Stated task :: Write out all of the data without omission, exactly as shown.

Records provided ::
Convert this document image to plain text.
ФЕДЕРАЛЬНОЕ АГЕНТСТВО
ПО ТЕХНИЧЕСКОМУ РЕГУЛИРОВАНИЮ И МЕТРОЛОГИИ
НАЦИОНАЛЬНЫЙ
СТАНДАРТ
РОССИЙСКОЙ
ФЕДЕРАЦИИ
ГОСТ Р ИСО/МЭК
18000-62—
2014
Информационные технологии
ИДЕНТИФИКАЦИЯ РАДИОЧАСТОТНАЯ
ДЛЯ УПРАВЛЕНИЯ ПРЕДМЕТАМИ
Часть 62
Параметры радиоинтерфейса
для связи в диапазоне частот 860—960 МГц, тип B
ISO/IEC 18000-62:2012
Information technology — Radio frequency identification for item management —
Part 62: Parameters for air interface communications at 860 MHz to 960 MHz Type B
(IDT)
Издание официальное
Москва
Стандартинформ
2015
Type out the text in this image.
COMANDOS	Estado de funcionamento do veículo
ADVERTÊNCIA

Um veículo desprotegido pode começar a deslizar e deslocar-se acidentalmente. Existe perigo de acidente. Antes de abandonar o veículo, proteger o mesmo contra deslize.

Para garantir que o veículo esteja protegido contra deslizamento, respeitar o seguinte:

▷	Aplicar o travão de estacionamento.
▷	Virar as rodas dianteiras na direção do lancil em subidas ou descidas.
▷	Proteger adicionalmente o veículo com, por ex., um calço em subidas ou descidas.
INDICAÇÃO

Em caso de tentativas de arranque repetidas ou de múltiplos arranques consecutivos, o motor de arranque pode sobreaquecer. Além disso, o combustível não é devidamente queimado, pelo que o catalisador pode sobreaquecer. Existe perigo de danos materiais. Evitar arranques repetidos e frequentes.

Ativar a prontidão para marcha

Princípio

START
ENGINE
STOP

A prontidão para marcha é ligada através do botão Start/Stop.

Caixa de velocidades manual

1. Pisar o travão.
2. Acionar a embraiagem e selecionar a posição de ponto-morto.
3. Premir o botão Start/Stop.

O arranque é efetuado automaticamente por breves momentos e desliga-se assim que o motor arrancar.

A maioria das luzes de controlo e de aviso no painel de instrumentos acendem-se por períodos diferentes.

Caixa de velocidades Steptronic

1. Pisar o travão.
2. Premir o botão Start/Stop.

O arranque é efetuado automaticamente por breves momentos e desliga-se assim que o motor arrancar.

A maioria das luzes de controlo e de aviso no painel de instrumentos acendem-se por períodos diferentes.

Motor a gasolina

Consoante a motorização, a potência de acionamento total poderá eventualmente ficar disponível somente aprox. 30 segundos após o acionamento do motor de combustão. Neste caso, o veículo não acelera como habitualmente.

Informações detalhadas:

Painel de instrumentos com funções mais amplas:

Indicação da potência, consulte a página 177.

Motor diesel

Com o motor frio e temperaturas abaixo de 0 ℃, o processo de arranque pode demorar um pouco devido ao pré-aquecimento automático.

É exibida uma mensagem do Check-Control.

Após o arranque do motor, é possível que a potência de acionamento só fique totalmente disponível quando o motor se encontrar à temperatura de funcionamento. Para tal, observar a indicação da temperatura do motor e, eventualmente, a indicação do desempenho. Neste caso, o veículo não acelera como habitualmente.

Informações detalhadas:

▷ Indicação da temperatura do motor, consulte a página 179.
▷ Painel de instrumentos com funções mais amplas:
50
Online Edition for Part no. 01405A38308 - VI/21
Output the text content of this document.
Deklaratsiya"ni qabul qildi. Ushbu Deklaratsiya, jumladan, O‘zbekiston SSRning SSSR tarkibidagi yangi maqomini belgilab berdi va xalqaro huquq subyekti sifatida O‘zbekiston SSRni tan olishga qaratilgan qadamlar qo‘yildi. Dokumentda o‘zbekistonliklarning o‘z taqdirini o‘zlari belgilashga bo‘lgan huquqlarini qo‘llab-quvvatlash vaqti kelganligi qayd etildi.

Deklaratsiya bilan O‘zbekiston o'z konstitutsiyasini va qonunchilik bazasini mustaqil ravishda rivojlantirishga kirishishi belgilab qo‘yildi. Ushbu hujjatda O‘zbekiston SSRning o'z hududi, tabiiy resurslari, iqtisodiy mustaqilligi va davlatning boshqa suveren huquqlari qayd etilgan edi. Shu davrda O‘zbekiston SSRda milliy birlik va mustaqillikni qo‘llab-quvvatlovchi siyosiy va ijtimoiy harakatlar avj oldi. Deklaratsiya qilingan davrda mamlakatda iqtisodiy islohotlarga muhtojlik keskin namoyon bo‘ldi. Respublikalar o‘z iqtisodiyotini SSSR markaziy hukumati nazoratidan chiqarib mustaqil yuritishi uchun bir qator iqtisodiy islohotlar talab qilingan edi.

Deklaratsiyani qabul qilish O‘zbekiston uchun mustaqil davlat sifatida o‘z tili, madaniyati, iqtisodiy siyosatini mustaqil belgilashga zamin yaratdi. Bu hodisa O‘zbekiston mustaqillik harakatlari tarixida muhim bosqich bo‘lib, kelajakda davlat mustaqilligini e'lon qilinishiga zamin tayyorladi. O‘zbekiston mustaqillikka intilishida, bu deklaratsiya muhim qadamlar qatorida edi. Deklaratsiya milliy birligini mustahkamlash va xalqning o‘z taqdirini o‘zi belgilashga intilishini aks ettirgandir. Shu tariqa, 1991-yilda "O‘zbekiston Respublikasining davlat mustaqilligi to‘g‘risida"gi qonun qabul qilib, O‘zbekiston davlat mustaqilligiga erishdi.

Correct answer ::
Convert this document image to plain text.
ФЕДЕРАЛЬНОЕ АГЕНТСТВО
ПО ТЕХНИЧЕСКОМУ РЕГУЛИРОВАНИЮ И МЕТРОЛОГИИ
НАЦИОНАЛЬНЫЙ
СТАНДАРТ
РОССИЙСКОЙ
ФЕДЕРАЦИИ
ГОСТ Р ИСО/МЭК
18000-62—
2014
Информационные технологии
ИДЕНТИФИКАЦИЯ РАДИОЧАСТОТНАЯ
ДЛЯ УПРАВЛЕНИЯ ПРЕДМЕТАМИ
Часть 62
Параметры радиоинтерфейса
для связи в диапазоне частот 860—960 МГц, тип B
ISO/IEC 18000-62:2012
Information technology — Radio frequency identification for item management —
Part 62: Parameters for air interface communications at 860 MHz to 960 MHz Type B
(IDT)
Издание официальное
Москва
Стандартинформ
2015
Type out the text in this image.
COMANDOS	Estado de funcionamento do veículo
ADVERTÊNCIA

Um veículo desprotegido pode começar a deslizar e deslocar-se acidentalmente. Existe perigo de acidente. Antes de abandonar o veículo, proteger o mesmo contra deslize.

Para garantir que o veículo esteja protegido contra deslizamento, respeitar o seguinte:

▷	Aplicar o travão de estacionamento.
▷	Virar as rodas dianteiras na direção do lancil em subidas ou descidas.
▷	Proteger adicionalmente o veículo com, por ex., um calço em subidas ou descidas.
INDICAÇÃO

Em caso de tentativas de arranque repetidas ou de múltiplos arranques consecutivos, o motor de arranque pode sobreaquecer. Além disso, o combustível não é devidamente queimado, pelo que o catalisador pode sobreaquecer. Existe perigo de danos materiais. Evitar arranques repetidos e frequentes.

Ativar a prontidão para marcha

Princípio

START
ENGINE
STOP

A prontidão para marcha é ligada através do botão Start/Stop.

Caixa de velocidades manual

1. Pisar o travão.
2. Acionar a embraiagem e selecionar a posição de ponto-morto.
3. Premir o botão Start/Stop.

O arranque é efetuado automaticamente por breves momentos e desliga-se assim que o motor arrancar.

A maioria das luzes de controlo e de aviso no painel de instrumentos acendem-se por períodos diferentes.

Caixa de velocidades Steptronic

1. Pisar o travão.
2. Premir o botão Start/Stop.

O arranque é efetuado automaticamente por breves momentos e desliga-se assim que o motor arrancar.

A maioria das luzes de controlo e de aviso no painel de instrumentos acendem-se por períodos diferentes.

Motor a gasolina

Consoante a motorização, a potência de acionamento total poderá eventualmente ficar disponível somente aprox. 30 segundos após o acionamento do motor de combustão. Neste caso, o veículo não acelera como habitualmente.

Informações detalhadas:

Painel de instrumentos com funções mais amplas:

Indicação da potência, consulte a página 177.

Motor diesel

Com o motor frio e temperaturas abaixo de 0 ℃, o processo de arranque pode demorar um pouco devido ao pré-aquecimento automático.

É exibida uma mensagem do Check-Control.

Após o arranque do motor, é possível que a potência de acionamento só fique totalmente disponível quando o motor se encontrar à temperatura de funcionamento. Para tal, observar a indicação da temperatura do motor e, eventualmente, a indicação do desempenho. Neste caso, o veículo não acelera como habitualmente.

Informações detalhadas:

▷ Indicação da temperatura do motor, consulte a página 179.
▷ Painel de instrumentos com funções mais amplas:
50
Online Edition for Part no. 01405A38308 - VI/21
Output the text content of this document.
Deklaratsiya"ni qabul qildi. Ushbu Deklaratsiya, jumladan, O‘zbekiston SSRning SSSR tarkibidagi yangi maqomini belgilab berdi va xalqaro huquq subyekti sifatida O‘zbekiston SSRni tan olishga qaratilgan qadamlar qo‘yildi. Dokumentda o‘zbekistonliklarning o‘z taqdirini o‘zlari belgilashga bo‘lgan huquqlarini qo‘llab-quvvatlash vaqti kelganligi qayd etildi.

Deklaratsiya bilan O‘zbekiston o'z konstitutsiyasini va qonunchilik bazasini mustaqil ravishda rivojlantirishga kirishishi belgilab qo‘yildi. Ushbu hujjatda O‘zbekiston SSRning o'z hududi, tabiiy resurslari, iqtisodiy mustaqilligi va davlatning boshqa suveren huquqlari qayd etilgan edi. Shu davrda O‘zbekiston SSRda milliy birlik va mustaqillikni qo‘llab-quvvatlovchi siyosiy va ijtimoiy harakatlar avj oldi. Deklaratsiya qilingan davrda mamlakatda iqtisodiy islohotlarga muhtojlik keskin namoyon bo‘ldi. Respublikalar o‘z iqtisodiyotini SSSR markaziy hukumati nazoratidan chiqarib mustaqil yuritishi uchun bir qator iqtisodiy islohotlar talab qilingan edi.

Deklaratsiyani qabul qilish O‘zbekiston uchun mustaqil davlat sifatida o‘z tili, madaniyati, iqtisodiy siyosatini mustaqil belgilashga zamin yaratdi. Bu hodisa O‘zbekiston mustaqillik harakatlari tarixida muhim bosqich bo‘lib, kelajakda davlat mustaqilligini e'lon qilinishiga zamin tayyorladi. O‘zbekiston mustaqillikka intilishida, bu deklaratsiya muhim qadamlar qatorida edi. Deklaratsiya milliy birligini mustahkamlash va xalqning o‘z taqdirini o‘zi belgilashga intilishini aks ettirgandir. Shu tariqa, 1991-yilda "O‘zbekiston Respublikasining davlat mustaqilligi to‘g‘risida"gi qonun qabul qilib, O‘zbekiston davlat mustaqilligiga erishdi.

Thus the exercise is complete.